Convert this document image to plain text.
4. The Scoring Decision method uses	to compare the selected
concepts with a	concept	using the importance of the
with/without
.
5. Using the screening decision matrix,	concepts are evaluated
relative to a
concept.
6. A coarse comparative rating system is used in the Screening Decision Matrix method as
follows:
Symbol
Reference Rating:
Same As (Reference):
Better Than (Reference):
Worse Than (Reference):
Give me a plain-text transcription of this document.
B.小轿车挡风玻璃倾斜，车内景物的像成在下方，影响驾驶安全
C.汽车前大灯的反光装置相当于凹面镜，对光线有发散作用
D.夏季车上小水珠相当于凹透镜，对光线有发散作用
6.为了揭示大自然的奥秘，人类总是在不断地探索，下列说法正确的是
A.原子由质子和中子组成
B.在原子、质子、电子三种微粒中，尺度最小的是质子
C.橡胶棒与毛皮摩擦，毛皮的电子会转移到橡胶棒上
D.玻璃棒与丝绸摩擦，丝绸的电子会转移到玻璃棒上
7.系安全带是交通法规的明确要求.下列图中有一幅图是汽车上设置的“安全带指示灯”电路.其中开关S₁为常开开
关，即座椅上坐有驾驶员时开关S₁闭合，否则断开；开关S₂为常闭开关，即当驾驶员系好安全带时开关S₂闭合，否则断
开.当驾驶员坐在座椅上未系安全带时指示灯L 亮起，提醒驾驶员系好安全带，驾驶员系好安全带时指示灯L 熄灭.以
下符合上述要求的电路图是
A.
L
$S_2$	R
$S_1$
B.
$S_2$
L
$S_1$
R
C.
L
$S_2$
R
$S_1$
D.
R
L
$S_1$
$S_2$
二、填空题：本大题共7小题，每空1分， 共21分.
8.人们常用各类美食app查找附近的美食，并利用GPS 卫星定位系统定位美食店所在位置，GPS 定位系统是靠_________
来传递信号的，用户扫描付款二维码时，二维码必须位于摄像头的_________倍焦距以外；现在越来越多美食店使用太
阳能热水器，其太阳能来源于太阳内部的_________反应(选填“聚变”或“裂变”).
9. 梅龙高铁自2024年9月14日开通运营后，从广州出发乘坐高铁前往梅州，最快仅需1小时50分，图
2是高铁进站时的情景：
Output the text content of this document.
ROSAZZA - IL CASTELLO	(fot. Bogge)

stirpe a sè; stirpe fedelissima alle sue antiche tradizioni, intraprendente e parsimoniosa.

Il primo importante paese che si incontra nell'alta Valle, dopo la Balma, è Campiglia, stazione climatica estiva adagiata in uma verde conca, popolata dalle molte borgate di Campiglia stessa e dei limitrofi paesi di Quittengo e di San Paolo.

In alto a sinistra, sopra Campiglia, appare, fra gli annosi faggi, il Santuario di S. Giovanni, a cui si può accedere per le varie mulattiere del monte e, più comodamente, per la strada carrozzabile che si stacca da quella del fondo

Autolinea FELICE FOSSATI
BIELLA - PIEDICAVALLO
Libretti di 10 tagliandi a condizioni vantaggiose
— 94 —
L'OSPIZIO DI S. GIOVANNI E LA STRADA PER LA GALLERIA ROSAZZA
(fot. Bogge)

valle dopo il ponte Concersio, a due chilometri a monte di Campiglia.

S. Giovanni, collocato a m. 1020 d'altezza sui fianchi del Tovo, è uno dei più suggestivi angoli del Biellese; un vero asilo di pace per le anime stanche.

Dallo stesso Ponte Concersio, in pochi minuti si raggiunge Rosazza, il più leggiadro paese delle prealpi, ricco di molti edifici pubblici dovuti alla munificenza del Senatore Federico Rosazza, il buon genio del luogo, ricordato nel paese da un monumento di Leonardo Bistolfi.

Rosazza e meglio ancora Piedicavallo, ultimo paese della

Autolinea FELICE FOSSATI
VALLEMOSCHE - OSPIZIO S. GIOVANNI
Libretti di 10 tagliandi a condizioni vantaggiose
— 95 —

==

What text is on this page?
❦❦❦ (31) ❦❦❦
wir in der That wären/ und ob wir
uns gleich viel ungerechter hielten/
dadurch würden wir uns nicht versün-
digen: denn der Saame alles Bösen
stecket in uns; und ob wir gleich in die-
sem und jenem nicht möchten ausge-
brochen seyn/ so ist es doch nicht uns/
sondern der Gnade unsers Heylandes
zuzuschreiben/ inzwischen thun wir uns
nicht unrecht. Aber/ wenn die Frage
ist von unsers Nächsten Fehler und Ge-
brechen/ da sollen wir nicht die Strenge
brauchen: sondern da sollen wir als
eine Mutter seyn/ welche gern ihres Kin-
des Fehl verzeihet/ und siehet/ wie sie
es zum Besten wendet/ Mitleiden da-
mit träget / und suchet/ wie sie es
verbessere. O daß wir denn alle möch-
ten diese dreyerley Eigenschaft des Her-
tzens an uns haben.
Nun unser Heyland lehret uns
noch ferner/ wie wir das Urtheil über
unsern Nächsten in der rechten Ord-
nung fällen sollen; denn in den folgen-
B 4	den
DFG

* * *

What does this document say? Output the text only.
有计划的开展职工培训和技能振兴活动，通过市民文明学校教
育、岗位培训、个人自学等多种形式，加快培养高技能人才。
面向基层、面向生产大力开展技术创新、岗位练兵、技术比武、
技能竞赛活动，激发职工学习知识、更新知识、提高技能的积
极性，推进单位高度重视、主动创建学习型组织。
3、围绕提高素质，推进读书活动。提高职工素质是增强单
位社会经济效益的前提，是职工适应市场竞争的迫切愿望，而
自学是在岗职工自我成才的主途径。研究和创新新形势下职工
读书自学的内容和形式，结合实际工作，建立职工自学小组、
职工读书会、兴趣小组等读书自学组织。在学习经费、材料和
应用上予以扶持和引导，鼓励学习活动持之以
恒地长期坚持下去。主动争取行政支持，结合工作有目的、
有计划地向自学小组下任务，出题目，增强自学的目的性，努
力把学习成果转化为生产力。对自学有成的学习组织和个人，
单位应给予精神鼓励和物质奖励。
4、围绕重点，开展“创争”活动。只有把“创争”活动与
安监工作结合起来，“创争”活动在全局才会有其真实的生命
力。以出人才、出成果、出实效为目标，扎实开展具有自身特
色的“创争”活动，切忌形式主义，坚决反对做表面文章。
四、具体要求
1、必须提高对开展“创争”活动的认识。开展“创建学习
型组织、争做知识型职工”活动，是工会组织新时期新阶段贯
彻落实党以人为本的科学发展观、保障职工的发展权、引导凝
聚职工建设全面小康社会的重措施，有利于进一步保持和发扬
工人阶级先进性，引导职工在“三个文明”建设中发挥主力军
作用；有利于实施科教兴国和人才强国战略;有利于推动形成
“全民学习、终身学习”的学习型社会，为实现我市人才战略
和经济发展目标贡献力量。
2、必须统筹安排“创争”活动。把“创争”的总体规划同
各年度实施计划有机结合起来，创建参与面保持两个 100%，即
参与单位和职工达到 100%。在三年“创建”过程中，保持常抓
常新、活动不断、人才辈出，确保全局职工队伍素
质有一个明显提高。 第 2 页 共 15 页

= Goal =
Identify lines with the string "Than". Copy each one.

= The output =
Better Than (Reference):
Worse Than (Reference):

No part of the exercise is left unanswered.